*Records for this task*:

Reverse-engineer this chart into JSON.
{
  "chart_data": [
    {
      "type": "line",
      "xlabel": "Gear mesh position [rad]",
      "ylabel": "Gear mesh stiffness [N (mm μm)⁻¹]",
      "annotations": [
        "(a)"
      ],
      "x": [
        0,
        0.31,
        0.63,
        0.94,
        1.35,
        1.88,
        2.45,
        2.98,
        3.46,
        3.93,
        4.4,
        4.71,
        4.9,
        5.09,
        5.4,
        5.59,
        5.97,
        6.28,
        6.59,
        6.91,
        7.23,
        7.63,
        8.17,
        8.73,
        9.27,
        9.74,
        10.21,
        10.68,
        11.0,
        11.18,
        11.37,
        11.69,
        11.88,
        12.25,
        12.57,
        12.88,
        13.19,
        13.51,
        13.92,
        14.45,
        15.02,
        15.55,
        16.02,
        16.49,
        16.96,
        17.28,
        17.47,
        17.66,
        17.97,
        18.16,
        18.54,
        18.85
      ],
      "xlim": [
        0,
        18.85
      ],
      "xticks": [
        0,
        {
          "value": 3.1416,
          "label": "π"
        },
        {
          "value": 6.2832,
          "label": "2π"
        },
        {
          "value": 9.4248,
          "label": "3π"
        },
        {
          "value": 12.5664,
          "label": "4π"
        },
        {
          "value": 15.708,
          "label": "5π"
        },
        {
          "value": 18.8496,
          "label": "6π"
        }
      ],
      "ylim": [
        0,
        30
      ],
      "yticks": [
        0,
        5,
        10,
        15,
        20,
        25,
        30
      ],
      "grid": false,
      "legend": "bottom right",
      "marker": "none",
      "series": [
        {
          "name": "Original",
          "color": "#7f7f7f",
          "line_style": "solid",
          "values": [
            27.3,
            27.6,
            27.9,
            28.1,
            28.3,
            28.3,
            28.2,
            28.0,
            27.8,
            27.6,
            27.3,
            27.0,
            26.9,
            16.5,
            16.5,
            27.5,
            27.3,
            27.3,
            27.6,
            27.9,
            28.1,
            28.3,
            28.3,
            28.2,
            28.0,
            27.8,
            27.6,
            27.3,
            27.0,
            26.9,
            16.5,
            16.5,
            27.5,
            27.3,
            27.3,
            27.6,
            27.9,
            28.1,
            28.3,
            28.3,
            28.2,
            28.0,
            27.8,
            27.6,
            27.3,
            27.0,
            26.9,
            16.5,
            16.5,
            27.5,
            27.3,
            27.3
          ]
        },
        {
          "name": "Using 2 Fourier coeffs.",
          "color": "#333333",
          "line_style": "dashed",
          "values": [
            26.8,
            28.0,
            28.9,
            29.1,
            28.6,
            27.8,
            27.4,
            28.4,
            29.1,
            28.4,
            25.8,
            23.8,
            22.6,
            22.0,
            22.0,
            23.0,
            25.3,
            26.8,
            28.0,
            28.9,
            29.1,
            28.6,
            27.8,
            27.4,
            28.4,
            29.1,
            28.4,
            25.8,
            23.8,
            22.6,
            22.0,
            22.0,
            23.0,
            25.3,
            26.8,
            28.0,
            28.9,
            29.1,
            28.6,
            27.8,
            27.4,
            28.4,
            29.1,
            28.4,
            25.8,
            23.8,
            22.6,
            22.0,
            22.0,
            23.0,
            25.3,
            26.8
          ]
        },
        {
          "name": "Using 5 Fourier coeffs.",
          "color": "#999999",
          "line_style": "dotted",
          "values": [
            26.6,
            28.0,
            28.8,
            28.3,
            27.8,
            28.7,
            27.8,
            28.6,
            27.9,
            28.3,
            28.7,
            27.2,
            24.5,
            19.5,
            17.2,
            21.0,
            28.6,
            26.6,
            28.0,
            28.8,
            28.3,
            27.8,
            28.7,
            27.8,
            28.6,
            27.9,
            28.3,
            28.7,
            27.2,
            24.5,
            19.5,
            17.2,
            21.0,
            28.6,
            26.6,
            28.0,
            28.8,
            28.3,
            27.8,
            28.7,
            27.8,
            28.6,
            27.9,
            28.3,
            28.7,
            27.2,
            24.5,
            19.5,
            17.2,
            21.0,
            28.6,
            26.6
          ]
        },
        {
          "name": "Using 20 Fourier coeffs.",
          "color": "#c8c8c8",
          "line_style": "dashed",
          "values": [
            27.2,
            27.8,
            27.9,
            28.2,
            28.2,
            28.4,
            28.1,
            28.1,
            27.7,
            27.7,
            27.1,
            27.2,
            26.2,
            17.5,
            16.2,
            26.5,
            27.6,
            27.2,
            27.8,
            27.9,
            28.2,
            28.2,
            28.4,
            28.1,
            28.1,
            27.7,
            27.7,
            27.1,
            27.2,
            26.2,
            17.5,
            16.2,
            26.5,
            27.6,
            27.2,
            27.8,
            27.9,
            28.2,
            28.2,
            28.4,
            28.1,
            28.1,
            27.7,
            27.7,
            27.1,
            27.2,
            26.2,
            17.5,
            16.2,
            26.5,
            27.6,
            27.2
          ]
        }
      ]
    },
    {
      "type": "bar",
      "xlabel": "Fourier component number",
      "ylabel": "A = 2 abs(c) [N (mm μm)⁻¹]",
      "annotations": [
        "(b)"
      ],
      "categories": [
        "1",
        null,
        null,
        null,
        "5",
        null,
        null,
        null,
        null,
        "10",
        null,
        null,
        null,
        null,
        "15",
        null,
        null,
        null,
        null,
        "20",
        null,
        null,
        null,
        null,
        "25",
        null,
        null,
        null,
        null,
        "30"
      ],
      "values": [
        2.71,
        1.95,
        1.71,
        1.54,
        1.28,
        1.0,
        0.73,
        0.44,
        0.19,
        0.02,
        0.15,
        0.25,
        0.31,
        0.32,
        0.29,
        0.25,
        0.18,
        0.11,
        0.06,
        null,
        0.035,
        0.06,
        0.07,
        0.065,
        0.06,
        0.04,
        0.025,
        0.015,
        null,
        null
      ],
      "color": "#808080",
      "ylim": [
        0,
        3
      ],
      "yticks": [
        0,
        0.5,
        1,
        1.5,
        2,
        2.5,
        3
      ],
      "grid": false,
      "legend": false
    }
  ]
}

*The task*:
Write out every line of the data that holds the word "color".

*Full response*:
          "color": "#7f7f7f",
          "color": "#333333",
          "color": "#999999",
          "color": "#c8c8c8",
      "color": "#808080",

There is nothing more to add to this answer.